-------- Provided text --------
Retrieval Practice: This is used in every mathematics lesson.  Constantly revisiting previous maths topics is vital to success as every maths topic builds a scaffold to harder topics yet to be learnt.  Retrieval practice in maths aids student retention also helping to form a deeper understanding.  Mathematics is about practice and consolidation – retrieval practice is a key element.

Effective Assessment: We use a wide range of assessment strategies to support our students learning in Mathematics: verbal, written, informal, formal, self, peer and teacher assessed.  It is vital in Mathematics that work is marked regularly throughout lessons to ensure students have fully understood the concepts – therefore answers are read out or displayed regularly so that mis-conceptions can be addressed quickly and effectively.  Effective questioning is used throughout lessons to help teachers to check students’ understanding.  ‘No hands up’ rule is used regularly to make sure all students are involved in discussions.  Discussion work in pairs or groups is sometimes used.

In years 7-10 students are assessed on a half term basis – these assessments are followed with DIRT activities where students reflect on their strengths and weaknesses.  Topics for students to work on are therefore clearly identified and video links/QR codes/worksheets are made available for students to access to address their weaknesses.

In year 11 students are assessed periodically through past GCSE papers – these are assessed with ‘traffic light’ sheets which identify red/amber/green topics.  Students can then easily identify the topics they need to work on.  Video/worksheet links are made available to the students.

In year 12/13 students are assessed periodically through past exam question/papers – these are assessed with red/amber/green self-assessment sheets which then allow students to create their target sheets.  Textbook and past exam question links are made available to students.

Teachers’ Subject Knowledge: The Mathematics Faculty is made up of approximately fourteen highly knowledgeable and well qualified teachers.  This amounts to over 170 years of collective professional experience, all of whom use a wide range of pedagogical methods to engage and inspire students.  Five teachers are examiners for Edexcel exam board, which ensures that our assessment procedures are robust, accurate, and always up to date with qualification information and marking procedures.
-------- Material shown --------
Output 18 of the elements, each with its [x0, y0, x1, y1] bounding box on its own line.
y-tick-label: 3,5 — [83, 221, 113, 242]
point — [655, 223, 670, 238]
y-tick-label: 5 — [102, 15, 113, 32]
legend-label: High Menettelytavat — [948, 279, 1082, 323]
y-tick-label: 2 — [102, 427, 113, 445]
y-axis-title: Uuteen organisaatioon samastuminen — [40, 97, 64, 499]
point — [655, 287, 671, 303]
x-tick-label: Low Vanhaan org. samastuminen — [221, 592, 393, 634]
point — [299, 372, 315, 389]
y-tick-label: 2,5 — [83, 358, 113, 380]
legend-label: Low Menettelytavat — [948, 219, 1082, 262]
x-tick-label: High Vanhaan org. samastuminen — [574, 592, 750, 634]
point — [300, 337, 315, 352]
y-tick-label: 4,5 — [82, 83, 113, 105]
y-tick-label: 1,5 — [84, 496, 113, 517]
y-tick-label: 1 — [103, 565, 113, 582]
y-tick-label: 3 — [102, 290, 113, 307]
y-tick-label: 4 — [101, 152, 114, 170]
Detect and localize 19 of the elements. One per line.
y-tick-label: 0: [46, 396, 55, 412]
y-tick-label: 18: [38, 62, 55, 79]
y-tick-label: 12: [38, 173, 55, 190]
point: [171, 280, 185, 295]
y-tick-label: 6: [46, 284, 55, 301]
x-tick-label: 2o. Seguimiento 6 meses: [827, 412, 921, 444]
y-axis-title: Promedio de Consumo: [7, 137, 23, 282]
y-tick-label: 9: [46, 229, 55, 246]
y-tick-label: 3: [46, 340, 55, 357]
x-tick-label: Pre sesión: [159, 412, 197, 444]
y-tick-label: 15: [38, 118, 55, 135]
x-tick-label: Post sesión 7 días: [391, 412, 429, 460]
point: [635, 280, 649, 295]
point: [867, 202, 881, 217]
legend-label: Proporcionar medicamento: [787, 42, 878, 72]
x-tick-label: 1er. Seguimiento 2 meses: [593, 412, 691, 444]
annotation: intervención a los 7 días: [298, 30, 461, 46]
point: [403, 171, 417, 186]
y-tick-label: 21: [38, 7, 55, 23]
--------
> _Tasks to perform_
a - Answer these about the mathematics text, one line each:
(i) How often are students in years 7-10 assessed?
(ii) What sheets are used to assess year 11 students' past GCSE papers?
(iii) How many teachers are examiners for the Edexcel exam board?
b - Please reproduce the part of the mathematics text that opens with the words containing "In year 12/13" and closes with "available to students.".
c - Does each statement agree with the mathematics text? Reply yes or no, and quote the words that decide it.
(i) Retrieval practice is used in every mathematics lesson.
(ii) Discussion work in pairs or groups is used in every lesson.
(iii) The Mathematics Faculty has about twenty teachers.

> _Task responses_
a -
(i) On a half term basis.
(ii) 'Traffic light' sheets, which identify red/amber/green topics.
(iii) Five.

b -
In year 12/13 students are assessed periodically through past exam question/papers – these are assessed with red/amber/green self-assessment sheets which then allow students to create their target sheets.  Textbook and past exam question links are made available to students.

c -
(i) Yes: "This is used in every mathematics lesson."
(ii) No: "Discussion work in pairs or groups is sometimes used."
(iii) No: "The Mathematics Faculty is made up of approximately fourteen highly knowledgeable and well qualified teachers."